◆ **EXERCISE OBJECTIVE**: Extract every entry word for word.

Data entries

........

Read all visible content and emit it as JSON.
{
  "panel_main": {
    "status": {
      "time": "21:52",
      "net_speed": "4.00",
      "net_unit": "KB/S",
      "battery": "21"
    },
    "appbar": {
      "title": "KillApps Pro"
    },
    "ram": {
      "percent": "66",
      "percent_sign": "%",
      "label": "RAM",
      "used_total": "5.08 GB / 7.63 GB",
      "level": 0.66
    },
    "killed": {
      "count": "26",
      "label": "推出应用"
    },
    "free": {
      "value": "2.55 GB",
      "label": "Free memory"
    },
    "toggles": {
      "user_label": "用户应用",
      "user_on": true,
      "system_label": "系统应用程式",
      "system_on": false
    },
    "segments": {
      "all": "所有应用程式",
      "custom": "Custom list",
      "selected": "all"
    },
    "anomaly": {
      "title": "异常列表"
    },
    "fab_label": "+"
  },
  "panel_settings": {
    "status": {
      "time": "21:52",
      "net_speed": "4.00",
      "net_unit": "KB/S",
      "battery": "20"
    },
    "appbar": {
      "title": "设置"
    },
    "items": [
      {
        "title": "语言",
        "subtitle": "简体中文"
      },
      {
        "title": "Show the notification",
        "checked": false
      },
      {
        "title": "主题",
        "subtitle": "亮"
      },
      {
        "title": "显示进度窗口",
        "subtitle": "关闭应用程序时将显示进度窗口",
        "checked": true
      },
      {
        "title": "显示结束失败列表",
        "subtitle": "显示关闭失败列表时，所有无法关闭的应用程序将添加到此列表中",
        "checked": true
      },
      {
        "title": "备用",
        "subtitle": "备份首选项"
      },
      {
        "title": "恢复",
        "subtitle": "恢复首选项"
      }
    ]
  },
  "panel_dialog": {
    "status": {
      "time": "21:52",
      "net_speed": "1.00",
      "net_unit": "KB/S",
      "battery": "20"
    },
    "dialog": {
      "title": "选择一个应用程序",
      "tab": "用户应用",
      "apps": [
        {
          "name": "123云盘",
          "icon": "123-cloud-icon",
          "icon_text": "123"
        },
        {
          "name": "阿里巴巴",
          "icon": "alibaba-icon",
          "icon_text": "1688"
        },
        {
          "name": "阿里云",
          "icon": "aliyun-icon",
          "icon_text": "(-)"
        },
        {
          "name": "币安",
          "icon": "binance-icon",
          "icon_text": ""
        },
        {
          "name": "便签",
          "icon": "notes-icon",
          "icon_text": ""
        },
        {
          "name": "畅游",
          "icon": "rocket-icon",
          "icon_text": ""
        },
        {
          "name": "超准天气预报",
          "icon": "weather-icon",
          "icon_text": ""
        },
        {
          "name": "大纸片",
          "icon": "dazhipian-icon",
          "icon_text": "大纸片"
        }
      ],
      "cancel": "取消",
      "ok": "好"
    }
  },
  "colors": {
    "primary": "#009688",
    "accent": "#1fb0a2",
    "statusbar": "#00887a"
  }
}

........

◆ **EXERCISE ANSWER**:
Read all visible content and emit it as JSON.
{
  "panel_main": {
    "status": {
      "time": "21:52",
      "net_speed": "4.00",
      "net_unit": "KB/S",
      "battery": "21"
    },
    "appbar": {
      "title": "KillApps Pro"
    },
    "ram": {
      "percent": "66",
      "percent_sign": "%",
      "label": "RAM",
      "used_total": "5.08 GB / 7.63 GB",
      "level": 0.66
    },
    "killed": {
      "count": "26",
      "label": "推出应用"
    },
    "free": {
      "value": "2.55 GB",
      "label": "Free memory"
    },
    "toggles": {
      "user_label": "用户应用",
      "user_on": true,
      "system_label": "系统应用程式",
      "system_on": false
    },
    "segments": {
      "all": "所有应用程式",
      "custom": "Custom list",
      "selected": "all"
    },
    "anomaly": {
      "title": "异常列表"
    },
    "fab_label": "+"
  },
  "panel_settings": {
    "status": {
      "time": "21:52",
      "net_speed": "4.00",
      "net_unit": "KB/S",
      "battery": "20"
    },
    "appbar": {
      "title": "设置"
    },
    "items": [
      {
        "title": "语言",
        "subtitle": "简体中文"
      },
      {
        "title": "Show the notification",
        "checked": false
      },
      {
        "title": "主题",
        "subtitle": "亮"
      },
      {
        "title": "显示进度窗口",
        "subtitle": "关闭应用程序时将显示进度窗口",
        "checked": true
      },
      {
        "title": "显示结束失败列表",
        "subtitle": "显示关闭失败列表时，所有无法关闭的应用程序将添加到此列表中",
        "checked": true
      },
      {
        "title": "备用",
        "subtitle": "备份首选项"
      },
      {
        "title": "恢复",
        "subtitle": "恢复首选项"
      }
    ]
  },
  "panel_dialog": {
    "status": {
      "time": "21:52",
      "net_speed": "1.00",
      "net_unit": "KB/S",
      "battery": "20"
    },
    "dialog": {
      "title": "选择一个应用程序",
      "tab": "用户应用",
      "apps": [
        {
          "name": "123云盘",
          "icon": "123-cloud-icon",
          "icon_text": "123"
        },
        {
          "name": "阿里巴巴",
          "icon": "alibaba-icon",
          "icon_text": "1688"
        },
        {
          "name": "阿里云",
          "icon": "aliyun-icon",
          "icon_text": "(-)"
        },
        {
          "name": "币安",
          "icon": "binance-icon",
          "icon_text": ""
        },
        {
          "name": "便签",
          "icon": "notes-icon",
          "icon_text": ""
        },
        {
          "name": "畅游",
          "icon": "rocket-icon",
          "icon_text": ""
        },
        {
          "name": "超准天气预报",
          "icon": "weather-icon",
          "icon_text": ""
        },
        {
          "name": "大纸片",
          "icon": "dazhipian-icon",
          "icon_text": "大纸片"
        }
      ],
      "cancel": "取消",
      "ok": "好"
    }
  },
  "colors": {
    "primary": "#009688",
    "accent": "#1fb0a2",
    "statusbar": "#00887a"
  }
}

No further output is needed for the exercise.